**Instructions for the task:** For the records below, give the count of lines holding the word "data" and nothing more.

☆ ☆ ☆

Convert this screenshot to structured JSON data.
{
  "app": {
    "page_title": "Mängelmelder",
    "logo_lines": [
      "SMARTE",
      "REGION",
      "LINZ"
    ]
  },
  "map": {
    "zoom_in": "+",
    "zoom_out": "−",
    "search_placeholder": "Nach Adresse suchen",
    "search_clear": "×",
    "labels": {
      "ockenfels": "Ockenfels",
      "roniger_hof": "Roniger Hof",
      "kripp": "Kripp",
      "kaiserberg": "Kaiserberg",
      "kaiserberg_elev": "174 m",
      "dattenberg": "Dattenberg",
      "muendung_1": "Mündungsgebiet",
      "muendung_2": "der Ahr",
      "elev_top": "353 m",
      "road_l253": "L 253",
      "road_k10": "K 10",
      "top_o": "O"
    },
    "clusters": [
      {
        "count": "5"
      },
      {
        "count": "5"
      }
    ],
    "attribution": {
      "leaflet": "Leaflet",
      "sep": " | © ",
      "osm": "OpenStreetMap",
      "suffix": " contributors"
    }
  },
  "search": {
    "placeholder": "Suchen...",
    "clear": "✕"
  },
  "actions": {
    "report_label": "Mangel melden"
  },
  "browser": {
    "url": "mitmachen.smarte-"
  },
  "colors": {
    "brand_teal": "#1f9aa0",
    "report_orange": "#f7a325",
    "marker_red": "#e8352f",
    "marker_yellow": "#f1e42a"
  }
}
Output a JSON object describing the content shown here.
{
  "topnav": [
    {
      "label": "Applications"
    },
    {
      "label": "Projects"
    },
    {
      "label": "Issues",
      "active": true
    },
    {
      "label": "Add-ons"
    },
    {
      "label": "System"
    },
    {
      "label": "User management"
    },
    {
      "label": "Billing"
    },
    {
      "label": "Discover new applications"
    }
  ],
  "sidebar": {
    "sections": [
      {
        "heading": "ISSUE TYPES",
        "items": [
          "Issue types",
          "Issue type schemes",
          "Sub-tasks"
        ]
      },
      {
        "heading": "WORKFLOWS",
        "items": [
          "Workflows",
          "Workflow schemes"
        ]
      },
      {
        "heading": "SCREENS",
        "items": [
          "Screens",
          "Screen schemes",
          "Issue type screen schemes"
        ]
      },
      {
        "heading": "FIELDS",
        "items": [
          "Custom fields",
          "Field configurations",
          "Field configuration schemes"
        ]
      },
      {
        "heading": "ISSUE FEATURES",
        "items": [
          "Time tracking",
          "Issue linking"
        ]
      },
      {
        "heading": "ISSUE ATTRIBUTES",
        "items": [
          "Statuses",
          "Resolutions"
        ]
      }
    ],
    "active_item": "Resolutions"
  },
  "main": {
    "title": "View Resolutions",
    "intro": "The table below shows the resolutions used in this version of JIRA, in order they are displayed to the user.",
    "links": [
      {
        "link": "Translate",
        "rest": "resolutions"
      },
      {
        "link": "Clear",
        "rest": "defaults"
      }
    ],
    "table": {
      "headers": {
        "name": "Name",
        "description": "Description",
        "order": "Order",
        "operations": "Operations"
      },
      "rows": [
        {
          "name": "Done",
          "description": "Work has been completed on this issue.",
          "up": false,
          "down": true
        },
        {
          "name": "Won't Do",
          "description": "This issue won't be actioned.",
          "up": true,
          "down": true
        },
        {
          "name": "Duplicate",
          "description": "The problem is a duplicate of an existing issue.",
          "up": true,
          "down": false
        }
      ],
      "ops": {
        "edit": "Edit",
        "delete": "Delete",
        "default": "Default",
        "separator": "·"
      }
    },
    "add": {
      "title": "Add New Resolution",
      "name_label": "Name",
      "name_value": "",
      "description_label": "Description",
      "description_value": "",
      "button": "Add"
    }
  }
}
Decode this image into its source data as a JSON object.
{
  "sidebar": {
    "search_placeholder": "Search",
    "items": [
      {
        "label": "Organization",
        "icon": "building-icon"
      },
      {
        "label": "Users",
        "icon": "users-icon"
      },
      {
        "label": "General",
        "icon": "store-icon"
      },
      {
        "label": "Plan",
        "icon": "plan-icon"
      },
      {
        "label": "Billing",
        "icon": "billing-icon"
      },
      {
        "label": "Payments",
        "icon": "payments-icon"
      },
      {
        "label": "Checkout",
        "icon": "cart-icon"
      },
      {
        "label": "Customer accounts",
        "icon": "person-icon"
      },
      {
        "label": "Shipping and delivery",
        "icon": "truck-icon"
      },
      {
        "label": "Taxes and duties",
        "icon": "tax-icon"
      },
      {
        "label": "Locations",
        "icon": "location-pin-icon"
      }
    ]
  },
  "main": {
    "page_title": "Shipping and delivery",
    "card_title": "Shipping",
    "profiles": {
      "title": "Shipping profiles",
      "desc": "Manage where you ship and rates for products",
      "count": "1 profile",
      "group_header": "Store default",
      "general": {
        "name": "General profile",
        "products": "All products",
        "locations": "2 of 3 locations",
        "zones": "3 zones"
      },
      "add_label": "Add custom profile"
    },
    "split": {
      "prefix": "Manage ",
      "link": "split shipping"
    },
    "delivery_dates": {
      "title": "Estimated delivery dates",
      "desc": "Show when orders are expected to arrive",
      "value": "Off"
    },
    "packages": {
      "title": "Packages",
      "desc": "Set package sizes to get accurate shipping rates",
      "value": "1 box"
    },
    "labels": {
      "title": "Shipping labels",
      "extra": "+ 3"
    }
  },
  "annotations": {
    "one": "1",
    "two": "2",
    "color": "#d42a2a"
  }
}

☆ ☆ ☆

**Right answer:** 2